Content starts

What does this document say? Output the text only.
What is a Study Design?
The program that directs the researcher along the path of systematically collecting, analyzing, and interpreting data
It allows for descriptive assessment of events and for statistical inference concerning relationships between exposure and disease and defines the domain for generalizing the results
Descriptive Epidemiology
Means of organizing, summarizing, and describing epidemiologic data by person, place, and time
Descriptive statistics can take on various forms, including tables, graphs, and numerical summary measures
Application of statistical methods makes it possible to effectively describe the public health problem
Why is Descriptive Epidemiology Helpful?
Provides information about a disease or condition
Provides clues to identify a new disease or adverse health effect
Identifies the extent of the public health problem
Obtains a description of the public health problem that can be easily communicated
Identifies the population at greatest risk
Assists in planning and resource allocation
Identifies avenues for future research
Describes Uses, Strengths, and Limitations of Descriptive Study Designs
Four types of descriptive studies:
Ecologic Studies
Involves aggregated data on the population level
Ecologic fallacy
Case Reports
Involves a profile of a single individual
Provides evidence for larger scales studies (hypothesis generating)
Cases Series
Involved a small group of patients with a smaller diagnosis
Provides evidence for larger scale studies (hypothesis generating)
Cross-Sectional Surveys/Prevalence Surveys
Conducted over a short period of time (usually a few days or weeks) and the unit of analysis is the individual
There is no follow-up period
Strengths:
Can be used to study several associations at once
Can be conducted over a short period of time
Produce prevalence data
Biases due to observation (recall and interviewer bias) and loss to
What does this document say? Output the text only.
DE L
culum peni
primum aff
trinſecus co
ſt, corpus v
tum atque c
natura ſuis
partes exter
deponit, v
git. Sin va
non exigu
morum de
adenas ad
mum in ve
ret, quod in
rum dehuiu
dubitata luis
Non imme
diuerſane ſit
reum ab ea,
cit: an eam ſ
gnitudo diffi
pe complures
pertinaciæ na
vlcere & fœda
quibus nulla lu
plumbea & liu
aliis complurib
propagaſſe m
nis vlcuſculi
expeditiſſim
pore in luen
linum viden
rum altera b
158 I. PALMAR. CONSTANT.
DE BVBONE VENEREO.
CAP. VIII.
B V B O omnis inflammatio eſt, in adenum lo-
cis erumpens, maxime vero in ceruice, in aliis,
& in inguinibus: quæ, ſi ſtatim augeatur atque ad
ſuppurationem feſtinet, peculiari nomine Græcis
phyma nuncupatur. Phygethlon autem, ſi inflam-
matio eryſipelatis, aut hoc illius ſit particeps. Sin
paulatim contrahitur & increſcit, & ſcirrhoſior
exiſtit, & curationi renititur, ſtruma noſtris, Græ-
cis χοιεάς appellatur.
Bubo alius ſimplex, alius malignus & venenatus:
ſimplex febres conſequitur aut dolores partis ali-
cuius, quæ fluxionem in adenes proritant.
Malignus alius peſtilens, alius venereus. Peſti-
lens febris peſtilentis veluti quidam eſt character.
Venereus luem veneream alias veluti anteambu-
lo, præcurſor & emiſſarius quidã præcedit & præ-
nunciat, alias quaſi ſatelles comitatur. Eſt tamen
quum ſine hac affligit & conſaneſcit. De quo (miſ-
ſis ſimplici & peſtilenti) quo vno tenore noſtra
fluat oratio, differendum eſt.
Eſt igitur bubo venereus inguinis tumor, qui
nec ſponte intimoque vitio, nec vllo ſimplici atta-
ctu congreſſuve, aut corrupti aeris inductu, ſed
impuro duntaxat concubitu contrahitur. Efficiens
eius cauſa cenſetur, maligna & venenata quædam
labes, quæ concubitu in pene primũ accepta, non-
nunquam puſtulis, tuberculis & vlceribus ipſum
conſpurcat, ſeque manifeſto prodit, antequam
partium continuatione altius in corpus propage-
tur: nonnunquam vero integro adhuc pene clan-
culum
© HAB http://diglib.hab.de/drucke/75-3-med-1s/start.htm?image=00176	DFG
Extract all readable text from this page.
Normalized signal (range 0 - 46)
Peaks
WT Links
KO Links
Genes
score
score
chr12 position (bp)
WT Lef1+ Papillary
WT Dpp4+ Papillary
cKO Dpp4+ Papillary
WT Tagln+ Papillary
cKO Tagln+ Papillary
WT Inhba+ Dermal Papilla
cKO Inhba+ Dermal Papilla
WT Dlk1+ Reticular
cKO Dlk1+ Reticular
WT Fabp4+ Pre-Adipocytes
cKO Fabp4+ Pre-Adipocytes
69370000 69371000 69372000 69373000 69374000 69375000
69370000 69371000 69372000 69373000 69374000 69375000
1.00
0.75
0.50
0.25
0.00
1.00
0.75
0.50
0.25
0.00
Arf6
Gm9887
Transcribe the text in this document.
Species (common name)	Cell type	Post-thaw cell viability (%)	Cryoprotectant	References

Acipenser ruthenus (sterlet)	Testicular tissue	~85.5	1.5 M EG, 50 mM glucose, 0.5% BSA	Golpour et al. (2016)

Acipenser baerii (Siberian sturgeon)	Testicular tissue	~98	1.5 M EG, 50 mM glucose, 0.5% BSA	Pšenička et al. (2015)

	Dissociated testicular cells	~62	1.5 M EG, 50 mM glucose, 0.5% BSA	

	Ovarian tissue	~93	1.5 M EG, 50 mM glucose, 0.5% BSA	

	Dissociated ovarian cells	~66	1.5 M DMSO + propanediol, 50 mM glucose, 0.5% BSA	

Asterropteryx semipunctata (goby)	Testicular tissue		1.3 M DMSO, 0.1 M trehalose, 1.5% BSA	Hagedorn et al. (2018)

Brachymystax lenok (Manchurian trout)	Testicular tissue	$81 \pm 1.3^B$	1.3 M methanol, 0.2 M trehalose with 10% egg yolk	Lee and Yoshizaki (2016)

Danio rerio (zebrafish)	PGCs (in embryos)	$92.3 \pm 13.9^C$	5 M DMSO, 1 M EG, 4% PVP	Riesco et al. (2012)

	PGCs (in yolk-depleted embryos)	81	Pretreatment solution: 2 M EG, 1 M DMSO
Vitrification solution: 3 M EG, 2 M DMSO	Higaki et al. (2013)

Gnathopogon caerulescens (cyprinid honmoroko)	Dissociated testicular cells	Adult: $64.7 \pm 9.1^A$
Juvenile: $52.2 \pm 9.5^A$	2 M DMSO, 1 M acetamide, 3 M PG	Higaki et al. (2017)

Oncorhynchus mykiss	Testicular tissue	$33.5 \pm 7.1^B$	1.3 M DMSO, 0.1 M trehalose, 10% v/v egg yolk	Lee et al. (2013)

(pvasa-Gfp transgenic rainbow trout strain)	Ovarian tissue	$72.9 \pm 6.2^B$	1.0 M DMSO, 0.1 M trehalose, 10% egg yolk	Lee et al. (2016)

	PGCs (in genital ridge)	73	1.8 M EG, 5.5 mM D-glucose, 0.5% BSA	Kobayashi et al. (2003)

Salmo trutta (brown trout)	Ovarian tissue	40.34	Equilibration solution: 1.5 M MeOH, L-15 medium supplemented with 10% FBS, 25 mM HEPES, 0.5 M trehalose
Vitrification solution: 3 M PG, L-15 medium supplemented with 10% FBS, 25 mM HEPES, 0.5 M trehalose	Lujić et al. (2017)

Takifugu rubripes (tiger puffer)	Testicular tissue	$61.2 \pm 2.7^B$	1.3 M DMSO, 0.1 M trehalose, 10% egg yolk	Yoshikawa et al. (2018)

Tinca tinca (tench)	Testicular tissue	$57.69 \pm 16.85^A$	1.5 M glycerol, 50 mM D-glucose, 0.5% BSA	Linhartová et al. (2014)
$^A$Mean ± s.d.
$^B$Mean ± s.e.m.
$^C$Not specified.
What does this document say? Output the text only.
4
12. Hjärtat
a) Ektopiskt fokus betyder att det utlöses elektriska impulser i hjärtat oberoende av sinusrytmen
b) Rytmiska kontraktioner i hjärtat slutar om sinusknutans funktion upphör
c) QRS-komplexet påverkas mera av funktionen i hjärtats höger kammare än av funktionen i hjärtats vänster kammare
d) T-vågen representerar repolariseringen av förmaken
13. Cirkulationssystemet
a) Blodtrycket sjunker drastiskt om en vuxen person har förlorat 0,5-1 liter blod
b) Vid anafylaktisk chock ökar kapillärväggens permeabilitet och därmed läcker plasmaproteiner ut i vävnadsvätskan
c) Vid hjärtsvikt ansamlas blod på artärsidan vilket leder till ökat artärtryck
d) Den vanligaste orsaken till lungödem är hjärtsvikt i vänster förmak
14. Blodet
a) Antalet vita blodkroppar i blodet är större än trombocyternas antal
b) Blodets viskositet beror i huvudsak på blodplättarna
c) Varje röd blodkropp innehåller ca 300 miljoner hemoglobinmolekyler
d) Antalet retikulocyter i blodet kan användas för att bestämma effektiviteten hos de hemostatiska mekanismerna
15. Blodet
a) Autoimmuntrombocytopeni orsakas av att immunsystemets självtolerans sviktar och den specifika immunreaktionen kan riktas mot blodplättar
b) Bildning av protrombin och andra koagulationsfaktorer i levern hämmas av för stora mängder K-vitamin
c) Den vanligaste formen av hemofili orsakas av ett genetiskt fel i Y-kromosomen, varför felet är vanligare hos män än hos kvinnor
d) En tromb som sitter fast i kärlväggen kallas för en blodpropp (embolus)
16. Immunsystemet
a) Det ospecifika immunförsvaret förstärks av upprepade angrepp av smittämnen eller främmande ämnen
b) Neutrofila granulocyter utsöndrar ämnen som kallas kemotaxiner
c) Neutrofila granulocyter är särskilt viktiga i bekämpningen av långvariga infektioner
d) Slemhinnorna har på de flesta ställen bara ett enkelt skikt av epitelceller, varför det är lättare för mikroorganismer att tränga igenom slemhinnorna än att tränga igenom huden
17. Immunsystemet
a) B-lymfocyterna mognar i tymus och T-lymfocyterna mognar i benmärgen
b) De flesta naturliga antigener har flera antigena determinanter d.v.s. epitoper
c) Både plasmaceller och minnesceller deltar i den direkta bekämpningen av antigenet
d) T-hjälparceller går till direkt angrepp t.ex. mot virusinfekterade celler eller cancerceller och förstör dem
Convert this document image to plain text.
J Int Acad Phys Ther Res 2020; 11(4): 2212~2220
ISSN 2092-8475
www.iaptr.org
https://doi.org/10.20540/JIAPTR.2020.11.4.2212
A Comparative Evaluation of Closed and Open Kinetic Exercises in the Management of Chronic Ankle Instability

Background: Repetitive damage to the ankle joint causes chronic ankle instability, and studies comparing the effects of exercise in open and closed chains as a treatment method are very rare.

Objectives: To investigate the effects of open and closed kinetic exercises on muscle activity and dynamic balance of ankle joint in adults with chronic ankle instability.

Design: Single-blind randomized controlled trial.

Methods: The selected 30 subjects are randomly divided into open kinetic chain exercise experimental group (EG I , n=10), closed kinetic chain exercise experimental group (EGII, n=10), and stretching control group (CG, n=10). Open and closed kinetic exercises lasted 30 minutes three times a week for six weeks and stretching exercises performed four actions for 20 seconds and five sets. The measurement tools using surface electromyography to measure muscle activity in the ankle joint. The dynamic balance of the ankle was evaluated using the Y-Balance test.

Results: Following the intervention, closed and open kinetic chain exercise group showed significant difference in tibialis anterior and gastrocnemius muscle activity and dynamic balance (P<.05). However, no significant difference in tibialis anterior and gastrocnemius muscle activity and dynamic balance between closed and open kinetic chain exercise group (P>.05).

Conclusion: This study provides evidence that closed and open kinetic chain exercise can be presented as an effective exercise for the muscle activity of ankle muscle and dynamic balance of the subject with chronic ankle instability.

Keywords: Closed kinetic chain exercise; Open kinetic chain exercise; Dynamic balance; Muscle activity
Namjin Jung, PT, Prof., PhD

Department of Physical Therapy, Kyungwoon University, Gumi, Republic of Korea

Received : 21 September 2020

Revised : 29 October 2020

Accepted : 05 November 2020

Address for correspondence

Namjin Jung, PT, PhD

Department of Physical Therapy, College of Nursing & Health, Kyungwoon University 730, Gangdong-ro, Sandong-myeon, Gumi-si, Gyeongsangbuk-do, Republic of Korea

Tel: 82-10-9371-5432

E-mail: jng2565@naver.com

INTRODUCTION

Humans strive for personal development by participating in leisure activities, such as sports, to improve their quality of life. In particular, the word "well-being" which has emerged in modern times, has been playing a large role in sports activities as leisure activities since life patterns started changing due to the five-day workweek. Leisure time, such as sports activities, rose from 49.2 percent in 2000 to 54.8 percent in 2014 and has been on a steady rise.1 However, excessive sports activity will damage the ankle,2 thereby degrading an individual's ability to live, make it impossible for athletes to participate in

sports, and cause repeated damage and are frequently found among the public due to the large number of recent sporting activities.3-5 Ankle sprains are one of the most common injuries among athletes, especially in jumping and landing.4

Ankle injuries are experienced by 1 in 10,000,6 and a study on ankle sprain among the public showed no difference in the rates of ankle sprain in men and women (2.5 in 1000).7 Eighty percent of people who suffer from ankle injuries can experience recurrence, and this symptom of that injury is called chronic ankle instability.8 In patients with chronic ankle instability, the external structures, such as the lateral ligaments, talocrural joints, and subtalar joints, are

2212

Content ends

EXERCISE INSTRUCTIONS:
Copy each line of the entries that includes the word "larger".

RESPONSE:
Provides evidence for larger scales studies (hypothesis generating)
Provides evidence for larger scale studies (hypothesis generating)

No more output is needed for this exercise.